Directions: Return every record below exactly as written, but leave out the pictures.

+===+

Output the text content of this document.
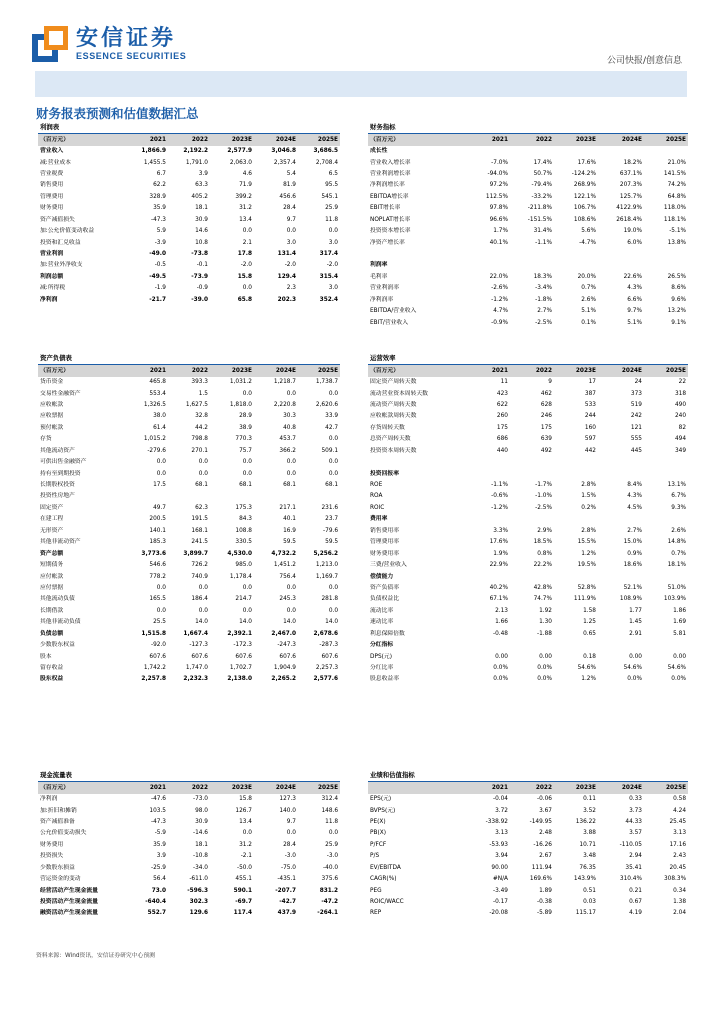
安信证券
ESSENCE SECURITIES
公司快报/创意信息
财务报表预测和估值数据汇总
利润表					
（百万元）	2021	2022	2023E	2024E	2025E
营业收入	1,866.9	2,192.2	2,577.9	3,046.8	3,686.5
减:营业成本	1,455.5	1,791.0	2,063.0	2,357.4	2,708.4
营业税费	6.7	3.9	4.6	5.4	6.5
销售费用	62.2	63.3	71.9	81.9	95.5
管理费用	328.9	405.2	399.2	456.6	545.1
财务费用	35.9	18.1	31.2	28.4	25.9
资产减值损失	-47.3	30.9	13.4	9.7	11.8
加:公允价值变动收益	5.9	14.6	0.0	0.0	0.0
投资和汇兑收益	-3.9	10.8	2.1	3.0	3.0
营业利润	-49.0	-73.8	17.8	131.4	317.4
加:营业外净收支	-0.5	-0.1	-2.0	-2.0	-2.0
利润总额	-49.5	-73.9	15.8	129.4	315.4
减:所得税	-1.9	-0.9	0.0	2.3	3.0
净利润	-21.7	-39.0	65.8	202.3	352.4
财务指标					
（百万元）	2021	2022	2023E	2024E	2025E
成长性					
营业收入增长率	-7.0%	17.4%	17.6%	18.2%	21.0%
营业利润增长率	-94.0%	50.7%	-124.2%	637.1%	141.5%
净利润增长率	97.2%	-79.4%	268.9%	207.3%	74.2%
EBITDA增长率	112.5%	-33.2%	122.1%	125.7%	64.8%
EBIT增长率	97.8%	-211.8%	106.7%	4122.9%	118.0%
NOPLAT增长率	96.6%	-151.5%	108.6%	2618.4%	118.1%
投资资本增长率	1.7%	31.4%	5.6%	19.0%	-5.1%
净资产增长率	40.1%	-1.1%	-4.7%	6.0%	13.8%

利润率					
毛利率	22.0%	18.3%	20.0%	22.6%	26.5%
营业利润率	-2.6%	-3.4%	0.7%	4.3%	8.6%
净利润率	-1.2%	-1.8%	2.6%	6.6%	9.6%
EBITDA/营业收入	4.7%	2.7%	5.1%	9.7%	13.2%
EBIT/营业收入	-0.9%	-2.5%	0.1%	5.1%	9.1%
资产负债表					
（百万元）	2021	2022	2023E	2024E	2025E
货币资金	465.8	393.3	1,031.2	1,218.7	1,738.7
交易性金融资产	553.4	1.5	0.0	0.0	0.0
应收帐款	1,326.5	1,627.5	1,818.0	2,220.8	2,620.6
应收票据	38.0	32.8	28.9	30.3	33.9
预付帐款	61.4	44.2	38.9	40.8	42.7
存货	1,015.2	798.8	770.3	453.7	0.0
其他流动资产	-279.6	270.1	75.7	366.2	509.1
可供出售金融资产	0.0	0.0	0.0	0.0	0.0
持有至到期投资	0.0	0.0	0.0	0.0	0.0
长期股权投资	17.5	68.1	68.1	68.1	68.1
投资性房地产					
固定资产	49.7	62.3	175.3	217.1	231.6
在建工程	200.5	191.5	84.3	40.1	23.7
无形资产	140.1	168.1	108.8	16.9	-79.6
其他非流动资产	185.3	241.5	330.5	59.5	59.5
资产总额	3,773.6	3,899.7	4,530.0	4,732.2	5,256.2
短期债务	546.6	726.2	985.0	1,451.2	1,213.0
应付帐款	778.2	740.9	1,178.4	756.4	1,169.7
应付票据	0.0	0.0	0.0	0.0	0.0
其他流动负债	165.5	186.4	214.7	245.3	281.8
长期借款	0.0	0.0	0.0	0.0	0.0
其他非流动负债	25.5	14.0	14.0	14.0	14.0
负债总额	1,515.8	1,667.4	2,392.1	2,467.0	2,678.6
少数股东权益	-92.0	-127.3	-172.3	-247.3	-287.3
股本	607.6	607.6	607.6	607.6	607.6
留存收益	1,742.2	1,747.0	1,702.7	1,904.9	2,257.3
股东权益	2,257.8	2,232.3	2,138.0	2,265.2	2,577.6
运营效率					
（百万元）	2021	2022	2023E	2024E	2025E
固定资产周转天数	11	9	17	24	22
流动营业资本周转天数	423	462	387	373	318
流动资产周转天数	622	628	533	519	490
应收帐款周转天数	260	246	244	242	240
存货周转天数	175	175	160	121	82
总资产周转天数	686	639	597	555	494
投资资本周转天数	440	492	442	445	349

投资回报率					
ROE	-1.1%	-1.7%	2.8%	8.4%	13.1%
ROA	-0.6%	-1.0%	1.5%	4.3%	6.7%
ROIC	-1.2%	-2.5%	0.2%	4.5%	9.3%
费用率					
销售费用率	3.3%	2.9%	2.8%	2.7%	2.6%
管理费用率	17.6%	18.5%	15.5%	15.0%	14.8%
财务费用率	1.9%	0.8%	1.2%	0.9%	0.7%
三费/营业收入	22.9%	22.2%	19.5%	18.6%	18.1%
偿债能力					
资产负债率	40.2%	42.8%	52.8%	52.1%	51.0%
负债权益比	67.1%	74.7%	111.9%	108.9%	103.9%
流动比率	2.13	1.92	1.58	1.77	1.86
速动比率	1.66	1.30	1.25	1.45	1.69
利息保障倍数	-0.48	-1.88	0.65	2.91	5.81
分红指标					
DPS(元)	0.00	0.00	0.18	0.00	0.00
分红比率	0.0%	0.0%	54.6%	54.6%	54.6%
股息收益率	0.0%	0.0%	1.2%	0.0%	0.0%
现金流量表					
（百万元）	2021	2022	2023E	2024E	2025E
净利润	-47.6	-73.0	15.8	127.3	312.4
加:折旧和摊销	103.5	98.0	126.7	140.0	148.6
资产减值准备	-47.3	30.9	13.4	9.7	11.8
公允价值变动损失	-5.9	-14.6	0.0	0.0	0.0
财务费用	35.9	18.1	31.2	28.4	25.9
投资损失	3.9	-10.8	-2.1	-3.0	-3.0
少数股东损益	-25.9	-34.0	-50.0	-75.0	-40.0
营运资金的变动	56.4	-611.0	455.1	-435.1	375.6
经营活动产生现金流量	73.0	-596.3	590.1	-207.7	831.2
投资活动产生现金流量	-640.4	302.3	-69.7	-42.7	-47.2
融资活动产生现金流量	552.7	129.6	117.4	437.9	-264.1
业绩和估值指标					
	2021	2022	2023E	2024E	2025E
EPS(元)	-0.04	-0.06	0.11	0.33	0.58
BVPS(元)	3.72	3.67	3.52	3.73	4.24
PE(X)	-338.92	-149.95	136.22	44.33	25.45
PB(X)	3.13	2.48	3.88	3.57	3.13
P/FCF	-53.93	-16.26	10.71	-110.05	17.16
P/S	3.94	2.67	3.48	2.94	2.43
EV/EBITDA	90.00	111.94	76.35	35.41	20.45
CAGR(%)	#N/A	169.6%	143.9%	310.4%	308.3%
PEG	-3.49	1.89	0.51	0.21	0.34
ROIC/WACC	-0.17	-0.38	0.03	0.67	1.38
REP	-20.08	-5.89	115.17	4.19	2.04
资料来源：Wind资讯，安信证券研究中心预测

+===+

Result:
Output the text content of this document.
安信证券
ESSENCE SECURITIES
公司快报/创意信息
财务报表预测和估值数据汇总
利润表					
（百万元）	2021	2022	2023E	2024E	2025E
营业收入	1,866.9	2,192.2	2,577.9	3,046.8	3,686.5
减:营业成本	1,455.5	1,791.0	2,063.0	2,357.4	2,708.4
营业税费	6.7	3.9	4.6	5.4	6.5
销售费用	62.2	63.3	71.9	81.9	95.5
管理费用	328.9	405.2	399.2	456.6	545.1
财务费用	35.9	18.1	31.2	28.4	25.9
资产减值损失	-47.3	30.9	13.4	9.7	11.8
加:公允价值变动收益	5.9	14.6	0.0	0.0	0.0
投资和汇兑收益	-3.9	10.8	2.1	3.0	3.0
营业利润	-49.0	-73.8	17.8	131.4	317.4
加:营业外净收支	-0.5	-0.1	-2.0	-2.0	-2.0
利润总额	-49.5	-73.9	15.8	129.4	315.4
减:所得税	-1.9	-0.9	0.0	2.3	3.0
净利润	-21.7	-39.0	65.8	202.3	352.4
财务指标					
（百万元）	2021	2022	2023E	2024E	2025E
成长性					
营业收入增长率	-7.0%	17.4%	17.6%	18.2%	21.0%
营业利润增长率	-94.0%	50.7%	-124.2%	637.1%	141.5%
净利润增长率	97.2%	-79.4%	268.9%	207.3%	74.2%
EBITDA增长率	112.5%	-33.2%	122.1%	125.7%	64.8%
EBIT增长率	97.8%	-211.8%	106.7%	4122.9%	118.0%
NOPLAT增长率	96.6%	-151.5%	108.6%	2618.4%	118.1%
投资资本增长率	1.7%	31.4%	5.6%	19.0%	-5.1%
净资产增长率	40.1%	-1.1%	-4.7%	6.0%	13.8%

利润率					
毛利率	22.0%	18.3%	20.0%	22.6%	26.5%
营业利润率	-2.6%	-3.4%	0.7%	4.3%	8.6%
净利润率	-1.2%	-1.8%	2.6%	6.6%	9.6%
EBITDA/营业收入	4.7%	2.7%	5.1%	9.7%	13.2%
EBIT/营业收入	-0.9%	-2.5%	0.1%	5.1%	9.1%
资产负债表					
（百万元）	2021	2022	2023E	2024E	2025E
货币资金	465.8	393.3	1,031.2	1,218.7	1,738.7
交易性金融资产	553.4	1.5	0.0	0.0	0.0
应收帐款	1,326.5	1,627.5	1,818.0	2,220.8	2,620.6
应收票据	38.0	32.8	28.9	30.3	33.9
预付帐款	61.4	44.2	38.9	40.8	42.7
存货	1,015.2	798.8	770.3	453.7	0.0
其他流动资产	-279.6	270.1	75.7	366.2	509.1
可供出售金融资产	0.0	0.0	0.0	0.0	0.0
持有至到期投资	0.0	0.0	0.0	0.0	0.0
长期股权投资	17.5	68.1	68.1	68.1	68.1
投资性房地产					
固定资产	49.7	62.3	175.3	217.1	231.6
在建工程	200.5	191.5	84.3	40.1	23.7
无形资产	140.1	168.1	108.8	16.9	-79.6
其他非流动资产	185.3	241.5	330.5	59.5	59.5
资产总额	3,773.6	3,899.7	4,530.0	4,732.2	5,256.2
短期债务	546.6	726.2	985.0	1,451.2	1,213.0
应付帐款	778.2	740.9	1,178.4	756.4	1,169.7
应付票据	0.0	0.0	0.0	0.0	0.0
其他流动负债	165.5	186.4	214.7	245.3	281.8
长期借款	0.0	0.0	0.0	0.0	0.0
其他非流动负债	25.5	14.0	14.0	14.0	14.0
负债总额	1,515.8	1,667.4	2,392.1	2,467.0	2,678.6
少数股东权益	-92.0	-127.3	-172.3	-247.3	-287.3
股本	607.6	607.6	607.6	607.6	607.6
留存收益	1,742.2	1,747.0	1,702.7	1,904.9	2,257.3
股东权益	2,257.8	2,232.3	2,138.0	2,265.2	2,577.6
运营效率					
（百万元）	2021	2022	2023E	2024E	2025E
固定资产周转天数	11	9	17	24	22
流动营业资本周转天数	423	462	387	373	318
流动资产周转天数	622	628	533	519	490
应收帐款周转天数	260	246	244	242	240
存货周转天数	175	175	160	121	82
总资产周转天数	686	639	597	555	494
投资资本周转天数	440	492	442	445	349

投资回报率					
ROE	-1.1%	-1.7%	2.8%	8.4%	13.1%
ROA	-0.6%	-1.0%	1.5%	4.3%	6.7%
ROIC	-1.2%	-2.5%	0.2%	4.5%	9.3%
费用率					
销售费用率	3.3%	2.9%	2.8%	2.7%	2.6%
管理费用率	17.6%	18.5%	15.5%	15.0%	14.8%
财务费用率	1.9%	0.8%	1.2%	0.9%	0.7%
三费/营业收入	22.9%	22.2%	19.5%	18.6%	18.1%
偿债能力					
资产负债率	40.2%	42.8%	52.8%	52.1%	51.0%
负债权益比	67.1%	74.7%	111.9%	108.9%	103.9%
流动比率	2.13	1.92	1.58	1.77	1.86
速动比率	1.66	1.30	1.25	1.45	1.69
利息保障倍数	-0.48	-1.88	0.65	2.91	5.81
分红指标					
DPS(元)	0.00	0.00	0.18	0.00	0.00
分红比率	0.0%	0.0%	54.6%	54.6%	54.6%
股息收益率	0.0%	0.0%	1.2%	0.0%	0.0%
现金流量表					
（百万元）	2021	2022	2023E	2024E	2025E
净利润	-47.6	-73.0	15.8	127.3	312.4
加:折旧和摊销	103.5	98.0	126.7	140.0	148.6
资产减值准备	-47.3	30.9	13.4	9.7	11.8
公允价值变动损失	-5.9	-14.6	0.0	0.0	0.0
财务费用	35.9	18.1	31.2	28.4	25.9
投资损失	3.9	-10.8	-2.1	-3.0	-3.0
少数股东损益	-25.9	-34.0	-50.0	-75.0	-40.0
营运资金的变动	56.4	-611.0	455.1	-435.1	375.6
经营活动产生现金流量	73.0	-596.3	590.1	-207.7	831.2
投资活动产生现金流量	-640.4	302.3	-69.7	-42.7	-47.2
融资活动产生现金流量	552.7	129.6	117.4	437.9	-264.1
业绩和估值指标					
	2021	2022	2023E	2024E	2025E
EPS(元)	-0.04	-0.06	0.11	0.33	0.58
BVPS(元)	3.72	3.67	3.52	3.73	4.24
PE(X)	-338.92	-149.95	136.22	44.33	25.45
PB(X)	3.13	2.48	3.88	3.57	3.13
P/FCF	-53.93	-16.26	10.71	-110.05	17.16
P/S	3.94	2.67	3.48	2.94	2.43
EV/EBITDA	90.00	111.94	76.35	35.41	20.45
CAGR(%)	#N/A	169.6%	143.9%	310.4%	308.3%
PEG	-3.49	1.89	0.51	0.21	0.34
ROIC/WACC	-0.17	-0.38	0.03	0.67	1.38
REP	-20.08	-5.89	115.17	4.19	2.04
资料来源：Wind资讯，安信证券研究中心预测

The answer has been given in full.